# [Exercise prompt]
Return all the data below as it stands, minus the pictures.

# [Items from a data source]
* start *

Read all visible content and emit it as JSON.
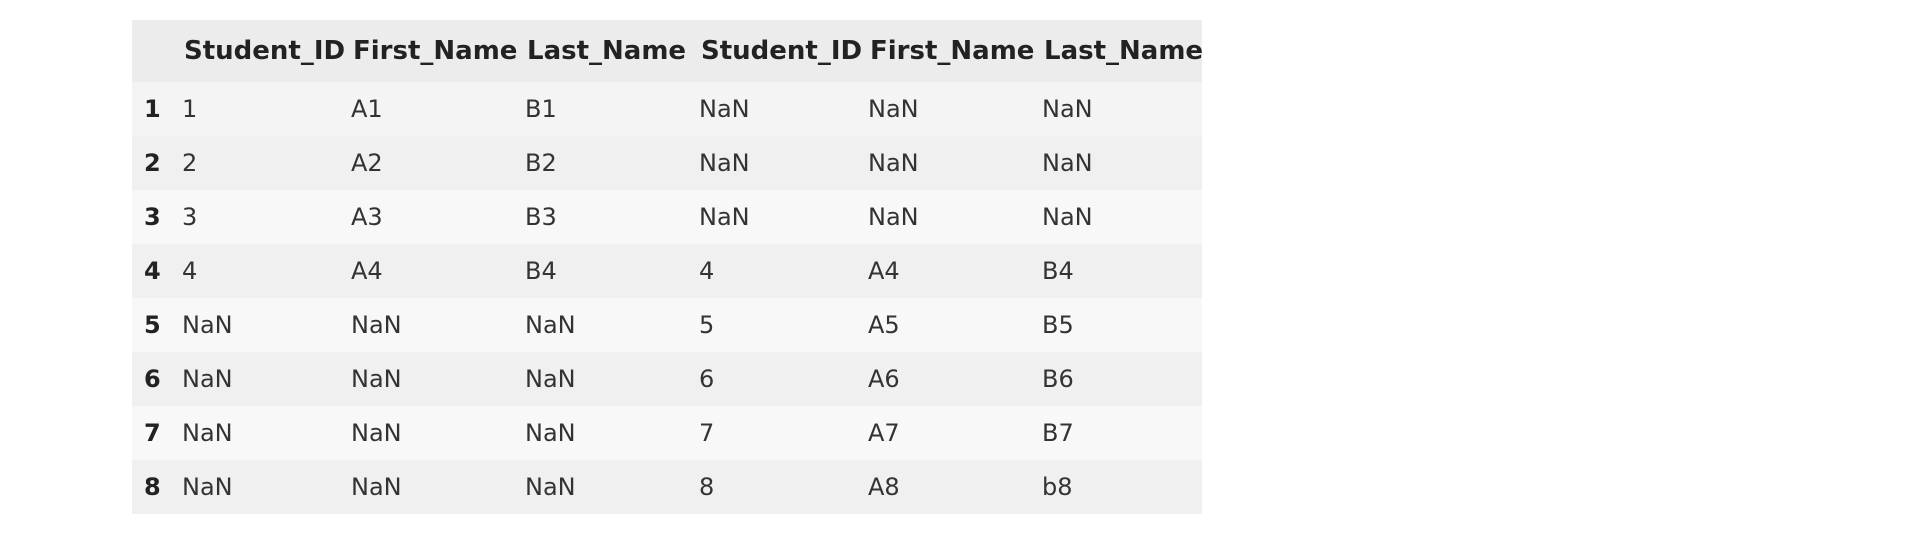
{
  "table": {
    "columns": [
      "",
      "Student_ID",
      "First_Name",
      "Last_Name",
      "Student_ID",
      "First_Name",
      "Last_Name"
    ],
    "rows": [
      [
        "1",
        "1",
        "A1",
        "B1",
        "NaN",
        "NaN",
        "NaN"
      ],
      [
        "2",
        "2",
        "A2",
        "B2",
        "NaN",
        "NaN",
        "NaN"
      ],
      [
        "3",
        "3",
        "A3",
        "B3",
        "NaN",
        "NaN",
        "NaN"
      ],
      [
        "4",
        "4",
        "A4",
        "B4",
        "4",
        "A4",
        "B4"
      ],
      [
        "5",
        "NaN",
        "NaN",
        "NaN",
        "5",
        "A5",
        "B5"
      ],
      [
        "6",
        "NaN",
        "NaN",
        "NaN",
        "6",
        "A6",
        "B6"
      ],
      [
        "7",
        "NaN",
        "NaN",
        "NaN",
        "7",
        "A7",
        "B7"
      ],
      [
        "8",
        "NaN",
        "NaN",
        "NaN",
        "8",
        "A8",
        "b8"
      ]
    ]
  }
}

* end *

# [Worked solution]
Read all visible content and emit it as JSON.
{
  "table": {
    "columns": [
      "",
      "Student_ID",
      "First_Name",
      "Last_Name",
      "Student_ID",
      "First_Name",
      "Last_Name"
    ],
    "rows": [
      [
        "1",
        "1",
        "A1",
        "B1",
        "NaN",
        "NaN",
        "NaN"
      ],
      [
        "2",
        "2",
        "A2",
        "B2",
        "NaN",
        "NaN",
        "NaN"
      ],
      [
        "3",
        "3",
        "A3",
        "B3",
        "NaN",
        "NaN",
        "NaN"
      ],
      [
        "4",
        "4",
        "A4",
        "B4",
        "4",
        "A4",
        "B4"
      ],
      [
        "5",
        "NaN",
        "NaN",
        "NaN",
        "5",
        "A5",
        "B5"
      ],
      [
        "6",
        "NaN",
        "NaN",
        "NaN",
        "6",
        "A6",
        "B6"
      ],
      [
        "7",
        "NaN",
        "NaN",
        "NaN",
        "7",
        "A7",
        "B7"
      ],
      [
        "8",
        "NaN",
        "NaN",
        "NaN",
        "8",
        "A8",
        "b8"
      ]
    ]
  }
}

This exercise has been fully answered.